Collected data entries
▽
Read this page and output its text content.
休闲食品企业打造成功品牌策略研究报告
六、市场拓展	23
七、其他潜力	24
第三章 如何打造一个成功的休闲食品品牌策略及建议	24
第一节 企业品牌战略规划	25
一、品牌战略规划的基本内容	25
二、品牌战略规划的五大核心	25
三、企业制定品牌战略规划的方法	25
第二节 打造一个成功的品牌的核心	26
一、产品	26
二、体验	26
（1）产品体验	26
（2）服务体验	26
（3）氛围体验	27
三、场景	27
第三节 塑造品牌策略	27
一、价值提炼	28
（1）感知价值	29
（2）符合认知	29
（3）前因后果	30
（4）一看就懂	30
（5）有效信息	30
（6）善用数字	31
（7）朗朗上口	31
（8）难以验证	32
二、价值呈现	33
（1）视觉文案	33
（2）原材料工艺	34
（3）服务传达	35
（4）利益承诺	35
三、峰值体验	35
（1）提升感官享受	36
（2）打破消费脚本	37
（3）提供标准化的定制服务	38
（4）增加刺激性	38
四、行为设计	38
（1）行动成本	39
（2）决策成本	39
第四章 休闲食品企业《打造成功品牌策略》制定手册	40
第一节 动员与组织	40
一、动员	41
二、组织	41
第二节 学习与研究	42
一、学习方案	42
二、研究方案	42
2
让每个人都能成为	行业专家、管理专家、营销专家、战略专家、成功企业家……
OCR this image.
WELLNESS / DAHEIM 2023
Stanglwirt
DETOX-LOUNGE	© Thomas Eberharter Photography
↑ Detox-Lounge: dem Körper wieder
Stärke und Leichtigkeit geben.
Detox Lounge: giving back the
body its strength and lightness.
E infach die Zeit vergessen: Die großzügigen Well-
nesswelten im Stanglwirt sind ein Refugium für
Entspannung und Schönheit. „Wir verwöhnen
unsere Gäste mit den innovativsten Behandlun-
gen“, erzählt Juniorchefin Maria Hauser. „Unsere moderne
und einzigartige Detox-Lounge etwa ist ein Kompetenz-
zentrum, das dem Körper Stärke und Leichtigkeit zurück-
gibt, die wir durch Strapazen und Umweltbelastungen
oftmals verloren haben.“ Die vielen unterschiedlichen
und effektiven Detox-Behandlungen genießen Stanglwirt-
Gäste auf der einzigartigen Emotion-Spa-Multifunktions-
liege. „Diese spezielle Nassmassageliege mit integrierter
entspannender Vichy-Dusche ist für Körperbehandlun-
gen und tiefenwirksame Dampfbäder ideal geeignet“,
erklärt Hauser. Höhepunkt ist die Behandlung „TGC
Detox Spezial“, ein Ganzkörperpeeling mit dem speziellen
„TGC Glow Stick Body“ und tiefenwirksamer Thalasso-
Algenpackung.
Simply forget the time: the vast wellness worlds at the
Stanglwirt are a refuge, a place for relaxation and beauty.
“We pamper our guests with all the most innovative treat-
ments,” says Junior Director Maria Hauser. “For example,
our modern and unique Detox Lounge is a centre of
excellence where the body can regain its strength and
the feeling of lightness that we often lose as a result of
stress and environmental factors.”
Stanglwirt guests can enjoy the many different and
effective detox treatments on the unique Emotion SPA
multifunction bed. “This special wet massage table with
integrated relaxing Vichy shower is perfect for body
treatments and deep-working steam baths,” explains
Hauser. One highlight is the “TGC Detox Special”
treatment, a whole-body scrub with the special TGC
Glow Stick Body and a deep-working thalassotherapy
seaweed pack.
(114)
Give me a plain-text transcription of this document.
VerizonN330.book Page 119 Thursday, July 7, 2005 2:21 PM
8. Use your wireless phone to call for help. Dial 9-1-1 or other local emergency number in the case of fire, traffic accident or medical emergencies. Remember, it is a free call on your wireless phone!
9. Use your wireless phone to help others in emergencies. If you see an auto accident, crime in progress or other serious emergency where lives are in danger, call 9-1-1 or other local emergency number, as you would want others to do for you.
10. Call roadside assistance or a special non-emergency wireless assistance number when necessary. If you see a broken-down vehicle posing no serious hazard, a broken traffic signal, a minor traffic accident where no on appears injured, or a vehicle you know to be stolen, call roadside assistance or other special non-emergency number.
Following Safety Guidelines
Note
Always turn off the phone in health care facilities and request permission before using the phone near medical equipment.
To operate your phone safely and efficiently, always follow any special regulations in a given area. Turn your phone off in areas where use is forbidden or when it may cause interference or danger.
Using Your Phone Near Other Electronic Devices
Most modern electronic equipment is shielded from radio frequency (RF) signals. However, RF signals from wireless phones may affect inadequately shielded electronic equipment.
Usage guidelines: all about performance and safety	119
△
Problem to work on:
Repeat each entry word for word.

Result:
Read this page and output its text content.
休闲食品企业打造成功品牌策略研究报告
六、市场拓展	23
七、其他潜力	24
第三章 如何打造一个成功的休闲食品品牌策略及建议	24
第一节 企业品牌战略规划	25
一、品牌战略规划的基本内容	25
二、品牌战略规划的五大核心	25
三、企业制定品牌战略规划的方法	25
第二节 打造一个成功的品牌的核心	26
一、产品	26
二、体验	26
（1）产品体验	26
（2）服务体验	26
（3）氛围体验	27
三、场景	27
第三节 塑造品牌策略	27
一、价值提炼	28
（1）感知价值	29
（2）符合认知	29
（3）前因后果	30
（4）一看就懂	30
（5）有效信息	30
（6）善用数字	31
（7）朗朗上口	31
（8）难以验证	32
二、价值呈现	33
（1）视觉文案	33
（2）原材料工艺	34
（3）服务传达	35
（4）利益承诺	35
三、峰值体验	35
（1）提升感官享受	36
（2）打破消费脚本	37
（3）提供标准化的定制服务	38
（4）增加刺激性	38
四、行为设计	38
（1）行动成本	39
（2）决策成本	39
第四章 休闲食品企业《打造成功品牌策略》制定手册	40
第一节 动员与组织	40
一、动员	41
二、组织	41
第二节 学习与研究	42
一、学习方案	42
二、研究方案	42
2
让每个人都能成为	行业专家、管理专家、营销专家、战略专家、成功企业家……
OCR this image.
WELLNESS / DAHEIM 2023
Stanglwirt
DETOX-LOUNGE	© Thomas Eberharter Photography
↑ Detox-Lounge: dem Körper wieder
Stärke und Leichtigkeit geben.
Detox Lounge: giving back the
body its strength and lightness.
E infach die Zeit vergessen: Die großzügigen Well-
nesswelten im Stanglwirt sind ein Refugium für
Entspannung und Schönheit. „Wir verwöhnen
unsere Gäste mit den innovativsten Behandlun-
gen“, erzählt Juniorchefin Maria Hauser. „Unsere moderne
und einzigartige Detox-Lounge etwa ist ein Kompetenz-
zentrum, das dem Körper Stärke und Leichtigkeit zurück-
gibt, die wir durch Strapazen und Umweltbelastungen
oftmals verloren haben.“ Die vielen unterschiedlichen
und effektiven Detox-Behandlungen genießen Stanglwirt-
Gäste auf der einzigartigen Emotion-Spa-Multifunktions-
liege. „Diese spezielle Nassmassageliege mit integrierter
entspannender Vichy-Dusche ist für Körperbehandlun-
gen und tiefenwirksame Dampfbäder ideal geeignet“,
erklärt Hauser. Höhepunkt ist die Behandlung „TGC
Detox Spezial“, ein Ganzkörperpeeling mit dem speziellen
„TGC Glow Stick Body“ und tiefenwirksamer Thalasso-
Algenpackung.
Simply forget the time: the vast wellness worlds at the
Stanglwirt are a refuge, a place for relaxation and beauty.
“We pamper our guests with all the most innovative treat-
ments,” says Junior Director Maria Hauser. “For example,
our modern and unique Detox Lounge is a centre of
excellence where the body can regain its strength and
the feeling of lightness that we often lose as a result of
stress and environmental factors.”
Stanglwirt guests can enjoy the many different and
effective detox treatments on the unique Emotion SPA
multifunction bed. “This special wet massage table with
integrated relaxing Vichy shower is perfect for body
treatments and deep-working steam baths,” explains
Hauser. One highlight is the “TGC Detox Special”
treatment, a whole-body scrub with the special TGC
Glow Stick Body and a deep-working thalassotherapy
seaweed pack.
(114)
Give me a plain-text transcription of this document.
VerizonN330.book Page 119 Thursday, July 7, 2005 2:21 PM
8. Use your wireless phone to call for help. Dial 9-1-1 or other local emergency number in the case of fire, traffic accident or medical emergencies. Remember, it is a free call on your wireless phone!
9. Use your wireless phone to help others in emergencies. If you see an auto accident, crime in progress or other serious emergency where lives are in danger, call 9-1-1 or other local emergency number, as you would want others to do for you.
10. Call roadside assistance or a special non-emergency wireless assistance number when necessary. If you see a broken-down vehicle posing no serious hazard, a broken traffic signal, a minor traffic accident where no on appears injured, or a vehicle you know to be stolen, call roadside assistance or other special non-emergency number.
Following Safety Guidelines
Note
Always turn off the phone in health care facilities and request permission before using the phone near medical equipment.
To operate your phone safely and efficiently, always follow any special regulations in a given area. Turn your phone off in areas where use is forbidden or when it may cause interference or danger.
Using Your Phone Near Other Electronic Devices
Most modern electronic equipment is shielded from radio frequency (RF) signals. However, RF signals from wireless phones may affect inadequately shielded electronic equipment.
Usage guidelines: all about performance and safety	119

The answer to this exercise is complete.